A block of data
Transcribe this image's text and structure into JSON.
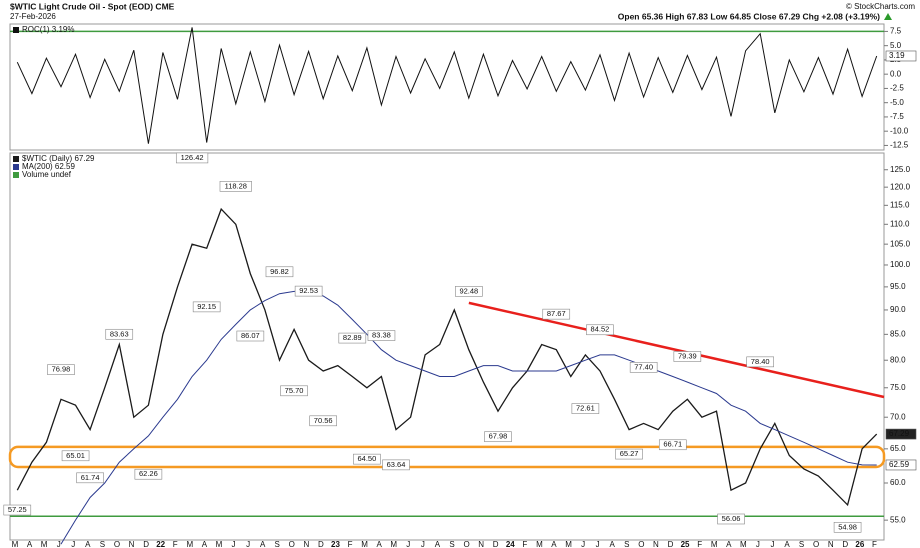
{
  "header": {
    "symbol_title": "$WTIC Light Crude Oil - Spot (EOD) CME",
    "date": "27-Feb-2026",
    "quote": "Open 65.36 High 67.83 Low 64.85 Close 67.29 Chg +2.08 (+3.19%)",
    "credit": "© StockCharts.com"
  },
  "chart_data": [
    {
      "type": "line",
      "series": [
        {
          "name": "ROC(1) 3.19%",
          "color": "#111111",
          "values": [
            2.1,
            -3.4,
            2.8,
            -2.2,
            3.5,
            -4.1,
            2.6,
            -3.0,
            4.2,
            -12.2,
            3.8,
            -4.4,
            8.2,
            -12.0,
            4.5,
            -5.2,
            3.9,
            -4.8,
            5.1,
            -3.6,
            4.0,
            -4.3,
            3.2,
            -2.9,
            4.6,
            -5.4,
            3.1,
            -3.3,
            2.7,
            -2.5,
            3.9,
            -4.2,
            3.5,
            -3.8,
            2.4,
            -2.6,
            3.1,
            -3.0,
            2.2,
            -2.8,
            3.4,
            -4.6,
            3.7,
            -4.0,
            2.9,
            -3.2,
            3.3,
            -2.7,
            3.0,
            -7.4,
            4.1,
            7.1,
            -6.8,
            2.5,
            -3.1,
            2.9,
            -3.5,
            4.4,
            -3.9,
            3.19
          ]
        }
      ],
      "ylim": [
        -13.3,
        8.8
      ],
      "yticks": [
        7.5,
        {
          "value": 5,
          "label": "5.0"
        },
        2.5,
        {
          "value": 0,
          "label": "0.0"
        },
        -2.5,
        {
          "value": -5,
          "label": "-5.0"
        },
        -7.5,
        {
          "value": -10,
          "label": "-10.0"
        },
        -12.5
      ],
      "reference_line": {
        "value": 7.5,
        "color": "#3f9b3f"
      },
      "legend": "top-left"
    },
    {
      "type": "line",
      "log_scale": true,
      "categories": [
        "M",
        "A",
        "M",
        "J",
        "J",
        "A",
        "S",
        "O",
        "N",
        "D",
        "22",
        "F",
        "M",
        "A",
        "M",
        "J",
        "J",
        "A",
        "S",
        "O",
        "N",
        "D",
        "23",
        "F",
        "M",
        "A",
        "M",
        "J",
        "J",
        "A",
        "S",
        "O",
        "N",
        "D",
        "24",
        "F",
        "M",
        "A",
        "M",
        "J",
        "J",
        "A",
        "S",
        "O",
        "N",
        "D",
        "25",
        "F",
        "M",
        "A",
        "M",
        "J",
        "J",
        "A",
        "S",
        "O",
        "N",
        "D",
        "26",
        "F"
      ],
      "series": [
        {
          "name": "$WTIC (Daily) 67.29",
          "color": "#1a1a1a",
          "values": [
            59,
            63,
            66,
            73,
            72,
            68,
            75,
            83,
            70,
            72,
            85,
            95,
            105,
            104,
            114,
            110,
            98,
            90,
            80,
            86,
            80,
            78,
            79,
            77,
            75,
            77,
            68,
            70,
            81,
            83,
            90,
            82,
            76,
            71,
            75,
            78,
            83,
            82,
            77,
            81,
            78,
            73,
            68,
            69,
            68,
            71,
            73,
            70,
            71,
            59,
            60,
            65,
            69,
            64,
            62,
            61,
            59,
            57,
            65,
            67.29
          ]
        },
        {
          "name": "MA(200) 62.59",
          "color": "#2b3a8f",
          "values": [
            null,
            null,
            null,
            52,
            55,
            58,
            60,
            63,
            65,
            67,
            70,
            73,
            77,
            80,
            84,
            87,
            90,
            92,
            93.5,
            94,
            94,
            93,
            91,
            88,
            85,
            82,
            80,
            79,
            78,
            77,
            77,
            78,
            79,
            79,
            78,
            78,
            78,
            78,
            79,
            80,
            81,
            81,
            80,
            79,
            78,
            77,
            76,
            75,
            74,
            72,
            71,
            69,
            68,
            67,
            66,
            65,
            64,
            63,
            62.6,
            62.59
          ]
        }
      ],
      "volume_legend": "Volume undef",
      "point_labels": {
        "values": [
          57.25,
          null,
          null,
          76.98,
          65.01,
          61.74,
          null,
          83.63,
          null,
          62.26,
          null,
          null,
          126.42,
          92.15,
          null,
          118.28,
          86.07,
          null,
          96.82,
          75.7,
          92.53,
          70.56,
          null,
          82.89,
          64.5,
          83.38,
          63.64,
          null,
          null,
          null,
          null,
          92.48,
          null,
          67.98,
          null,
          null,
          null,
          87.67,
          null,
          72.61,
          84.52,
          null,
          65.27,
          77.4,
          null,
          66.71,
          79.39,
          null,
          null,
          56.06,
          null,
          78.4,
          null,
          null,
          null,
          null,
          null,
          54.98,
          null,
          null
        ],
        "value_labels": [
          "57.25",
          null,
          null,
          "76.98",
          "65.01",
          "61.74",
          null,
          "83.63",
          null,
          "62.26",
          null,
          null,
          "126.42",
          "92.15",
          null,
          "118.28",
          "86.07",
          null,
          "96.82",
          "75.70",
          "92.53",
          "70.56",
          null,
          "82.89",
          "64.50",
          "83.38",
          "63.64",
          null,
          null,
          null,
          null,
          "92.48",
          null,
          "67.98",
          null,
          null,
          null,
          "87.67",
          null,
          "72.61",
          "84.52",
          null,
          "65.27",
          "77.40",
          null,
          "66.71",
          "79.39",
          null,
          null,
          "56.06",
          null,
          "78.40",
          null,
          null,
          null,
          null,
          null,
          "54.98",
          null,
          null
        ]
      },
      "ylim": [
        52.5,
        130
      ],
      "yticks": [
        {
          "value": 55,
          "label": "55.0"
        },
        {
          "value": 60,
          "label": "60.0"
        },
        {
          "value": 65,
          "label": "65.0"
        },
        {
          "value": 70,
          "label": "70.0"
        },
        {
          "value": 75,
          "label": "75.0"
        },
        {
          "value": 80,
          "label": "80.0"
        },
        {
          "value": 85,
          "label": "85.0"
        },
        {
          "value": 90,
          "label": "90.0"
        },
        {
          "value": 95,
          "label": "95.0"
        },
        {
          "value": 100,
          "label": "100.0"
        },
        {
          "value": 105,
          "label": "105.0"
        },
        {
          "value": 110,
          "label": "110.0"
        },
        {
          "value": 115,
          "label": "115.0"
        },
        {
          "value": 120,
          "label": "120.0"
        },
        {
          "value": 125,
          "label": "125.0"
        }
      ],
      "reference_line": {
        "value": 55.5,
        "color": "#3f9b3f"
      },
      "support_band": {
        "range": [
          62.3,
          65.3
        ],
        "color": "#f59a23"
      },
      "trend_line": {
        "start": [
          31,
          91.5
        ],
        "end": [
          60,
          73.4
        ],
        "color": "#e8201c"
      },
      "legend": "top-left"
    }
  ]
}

Task prompt: Can the entries above be repeated exactly, without their pictures?

Result of the exercise:
Transcribe this image's text and structure into JSON.
{
  "header": {
    "symbol_title": "$WTIC Light Crude Oil - Spot (EOD) CME",
    "date": "27-Feb-2026",
    "quote": "Open 65.36 High 67.83 Low 64.85 Close 67.29 Chg +2.08 (+3.19%)",
    "credit": "© StockCharts.com"
  },
  "chart_data": [
    {
      "type": "line",
      "series": [
        {
          "name": "ROC(1) 3.19%",
          "color": "#111111",
          "values": [
            2.1,
            -3.4,
            2.8,
            -2.2,
            3.5,
            -4.1,
            2.6,
            -3.0,
            4.2,
            -12.2,
            3.8,
            -4.4,
            8.2,
            -12.0,
            4.5,
            -5.2,
            3.9,
            -4.8,
            5.1,
            -3.6,
            4.0,
            -4.3,
            3.2,
            -2.9,
            4.6,
            -5.4,
            3.1,
            -3.3,
            2.7,
            -2.5,
            3.9,
            -4.2,
            3.5,
            -3.8,
            2.4,
            -2.6,
            3.1,
            -3.0,
            2.2,
            -2.8,
            3.4,
            -4.6,
            3.7,
            -4.0,
            2.9,
            -3.2,
            3.3,
            -2.7,
            3.0,
            -7.4,
            4.1,
            7.1,
            -6.8,
            2.5,
            -3.1,
            2.9,
            -3.5,
            4.4,
            -3.9,
            3.19
          ]
        }
      ],
      "ylim": [
        -13.3,
        8.8
      ],
      "yticks": [
        7.5,
        {
          "value": 5,
          "label": "5.0"
        },
        2.5,
        {
          "value": 0,
          "label": "0.0"
        },
        -2.5,
        {
          "value": -5,
          "label": "-5.0"
        },
        -7.5,
        {
          "value": -10,
          "label": "-10.0"
        },
        -12.5
      ],
      "reference_line": {
        "value": 7.5,
        "color": "#3f9b3f"
      },
      "legend": "top-left"
    },
    {
      "type": "line",
      "log_scale": true,
      "categories": [
        "M",
        "A",
        "M",
        "J",
        "J",
        "A",
        "S",
        "O",
        "N",
        "D",
        "22",
        "F",
        "M",
        "A",
        "M",
        "J",
        "J",
        "A",
        "S",
        "O",
        "N",
        "D",
        "23",
        "F",
        "M",
        "A",
        "M",
        "J",
        "J",
        "A",
        "S",
        "O",
        "N",
        "D",
        "24",
        "F",
        "M",
        "A",
        "M",
        "J",
        "J",
        "A",
        "S",
        "O",
        "N",
        "D",
        "25",
        "F",
        "M",
        "A",
        "M",
        "J",
        "J",
        "A",
        "S",
        "O",
        "N",
        "D",
        "26",
        "F"
      ],
      "series": [
        {
          "name": "$WTIC (Daily) 67.29",
          "color": "#1a1a1a",
          "values": [
            59,
            63,
            66,
            73,
            72,
            68,
            75,
            83,
            70,
            72,
            85,
            95,
            105,
            104,
            114,
            110,
            98,
            90,
            80,
            86,
            80,
            78,
            79,
            77,
            75,
            77,
            68,
            70,
            81,
            83,
            90,
            82,
            76,
            71,
            75,
            78,
            83,
            82,
            77,
            81,
            78,
            73,
            68,
            69,
            68,
            71,
            73,
            70,
            71,
            59,
            60,
            65,
            69,
            64,
            62,
            61,
            59,
            57,
            65,
            67.29
          ]
        },
        {
          "name": "MA(200) 62.59",
          "color": "#2b3a8f",
          "values": [
            null,
            null,
            null,
            52,
            55,
            58,
            60,
            63,
            65,
            67,
            70,
            73,
            77,
            80,
            84,
            87,
            90,
            92,
            93.5,
            94,
            94,
            93,
            91,
            88,
            85,
            82,
            80,
            79,
            78,
            77,
            77,
            78,
            79,
            79,
            78,
            78,
            78,
            78,
            79,
            80,
            81,
            81,
            80,
            79,
            78,
            77,
            76,
            75,
            74,
            72,
            71,
            69,
            68,
            67,
            66,
            65,
            64,
            63,
            62.6,
            62.59
          ]
        }
      ],
      "volume_legend": "Volume undef",
      "point_labels": {
        "values": [
          57.25,
          null,
          null,
          76.98,
          65.01,
          61.74,
          null,
          83.63,
          null,
          62.26,
          null,
          null,
          126.42,
          92.15,
          null,
          118.28,
          86.07,
          null,
          96.82,
          75.7,
          92.53,
          70.56,
          null,
          82.89,
          64.5,
          83.38,
          63.64,
          null,
          null,
          null,
          null,
          92.48,
          null,
          67.98,
          null,
          null,
          null,
          87.67,
          null,
          72.61,
          84.52,
          null,
          65.27,
          77.4,
          null,
          66.71,
          79.39,
          null,
          null,
          56.06,
          null,
          78.4,
          null,
          null,
          null,
          null,
          null,
          54.98,
          null,
          null
        ],
        "value_labels": [
          "57.25",
          null,
          null,
          "76.98",
          "65.01",
          "61.74",
          null,
          "83.63",
          null,
          "62.26",
          null,
          null,
          "126.42",
          "92.15",
          null,
          "118.28",
          "86.07",
          null,
          "96.82",
          "75.70",
          "92.53",
          "70.56",
          null,
          "82.89",
          "64.50",
          "83.38",
          "63.64",
          null,
          null,
          null,
          null,
          "92.48",
          null,
          "67.98",
          null,
          null,
          null,
          "87.67",
          null,
          "72.61",
          "84.52",
          null,
          "65.27",
          "77.40",
          null,
          "66.71",
          "79.39",
          null,
          null,
          "56.06",
          null,
          "78.40",
          null,
          null,
          null,
          null,
          null,
          "54.98",
          null,
          null
        ]
      },
      "ylim": [
        52.5,
        130
      ],
      "yticks": [
        {
          "value": 55,
          "label": "55.0"
        },
        {
          "value": 60,
          "label": "60.0"
        },
        {
          "value": 65,
          "label": "65.0"
        },
        {
          "value": 70,
          "label": "70.0"
        },
        {
          "value": 75,
          "label": "75.0"
        },
        {
          "value": 80,
          "label": "80.0"
        },
        {
          "value": 85,
          "label": "85.0"
        },
        {
          "value": 90,
          "label": "90.0"
        },
        {
          "value": 95,
          "label": "95.0"
        },
        {
          "value": 100,
          "label": "100.0"
        },
        {
          "value": 105,
          "label": "105.0"
        },
        {
          "value": 110,
          "label": "110.0"
        },
        {
          "value": 115,
          "label": "115.0"
        },
        {
          "value": 120,
          "label": "120.0"
        },
        {
          "value": 125,
          "label": "125.0"
        }
      ],
      "reference_line": {
        "value": 55.5,
        "color": "#3f9b3f"
      },
      "support_band": {
        "range": [
          62.3,
          65.3
        ],
        "color": "#f59a23"
      },
      "trend_line": {
        "start": [
          31,
          91.5
        ],
        "end": [
          60,
          73.4
        ],
        "color": "#e8201c"
      },
      "legend": "top-left"
    }
  ]
}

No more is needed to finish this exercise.